▸ **Material for the task**

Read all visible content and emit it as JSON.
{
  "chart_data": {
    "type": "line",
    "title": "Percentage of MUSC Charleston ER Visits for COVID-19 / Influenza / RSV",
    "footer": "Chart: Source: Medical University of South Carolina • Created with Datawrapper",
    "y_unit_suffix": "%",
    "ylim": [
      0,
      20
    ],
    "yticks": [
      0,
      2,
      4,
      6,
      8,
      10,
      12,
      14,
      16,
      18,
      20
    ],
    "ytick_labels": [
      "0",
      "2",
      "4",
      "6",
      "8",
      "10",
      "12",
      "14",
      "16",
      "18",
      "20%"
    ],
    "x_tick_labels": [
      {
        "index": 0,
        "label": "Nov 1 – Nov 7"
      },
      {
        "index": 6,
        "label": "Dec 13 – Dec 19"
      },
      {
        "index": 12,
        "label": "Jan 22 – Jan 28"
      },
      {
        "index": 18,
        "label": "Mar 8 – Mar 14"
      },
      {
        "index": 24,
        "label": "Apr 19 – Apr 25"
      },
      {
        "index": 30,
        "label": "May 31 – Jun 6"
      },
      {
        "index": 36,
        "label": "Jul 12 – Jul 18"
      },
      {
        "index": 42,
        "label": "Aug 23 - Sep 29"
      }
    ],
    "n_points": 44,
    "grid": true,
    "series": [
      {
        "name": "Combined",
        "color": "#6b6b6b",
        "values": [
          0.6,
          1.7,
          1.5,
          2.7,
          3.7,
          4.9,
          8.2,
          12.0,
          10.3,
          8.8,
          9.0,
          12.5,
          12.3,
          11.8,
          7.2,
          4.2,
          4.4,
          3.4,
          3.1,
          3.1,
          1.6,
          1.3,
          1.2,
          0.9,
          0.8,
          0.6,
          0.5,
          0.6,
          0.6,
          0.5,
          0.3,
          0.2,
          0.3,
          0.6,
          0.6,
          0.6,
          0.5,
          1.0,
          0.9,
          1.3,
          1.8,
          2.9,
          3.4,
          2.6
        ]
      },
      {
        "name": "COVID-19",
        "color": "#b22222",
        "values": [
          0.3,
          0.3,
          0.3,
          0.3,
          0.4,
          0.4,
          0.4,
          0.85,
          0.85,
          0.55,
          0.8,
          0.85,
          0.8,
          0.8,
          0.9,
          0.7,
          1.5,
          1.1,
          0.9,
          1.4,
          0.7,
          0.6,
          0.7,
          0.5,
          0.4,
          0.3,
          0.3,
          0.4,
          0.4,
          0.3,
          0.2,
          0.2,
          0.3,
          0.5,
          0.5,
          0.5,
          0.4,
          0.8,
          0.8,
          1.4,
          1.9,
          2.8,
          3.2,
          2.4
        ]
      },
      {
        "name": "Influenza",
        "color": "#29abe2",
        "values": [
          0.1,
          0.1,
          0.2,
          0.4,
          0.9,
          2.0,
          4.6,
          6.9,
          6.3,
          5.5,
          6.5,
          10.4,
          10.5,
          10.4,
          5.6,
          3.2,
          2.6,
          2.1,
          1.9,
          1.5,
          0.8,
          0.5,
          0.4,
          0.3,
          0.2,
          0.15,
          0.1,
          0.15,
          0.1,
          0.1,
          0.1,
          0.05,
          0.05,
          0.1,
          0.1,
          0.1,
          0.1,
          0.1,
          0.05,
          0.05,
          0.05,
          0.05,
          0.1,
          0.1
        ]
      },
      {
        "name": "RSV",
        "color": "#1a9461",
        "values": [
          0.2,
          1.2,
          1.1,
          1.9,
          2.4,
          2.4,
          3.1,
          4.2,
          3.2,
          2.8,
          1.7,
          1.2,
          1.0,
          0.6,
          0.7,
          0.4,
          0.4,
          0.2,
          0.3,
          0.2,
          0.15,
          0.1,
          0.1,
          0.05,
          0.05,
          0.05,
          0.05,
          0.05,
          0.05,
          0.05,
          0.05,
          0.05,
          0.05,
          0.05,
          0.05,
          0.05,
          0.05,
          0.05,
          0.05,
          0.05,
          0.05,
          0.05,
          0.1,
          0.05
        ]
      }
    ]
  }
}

▸ **Problem description**
Pick out and copy every line that contains the word "Influenza".

▸ **Final answer**
    "title": "Percentage of MUSC Charleston ER Visits for COVID-19 / Influenza / RSV",
        "name": "Influenza",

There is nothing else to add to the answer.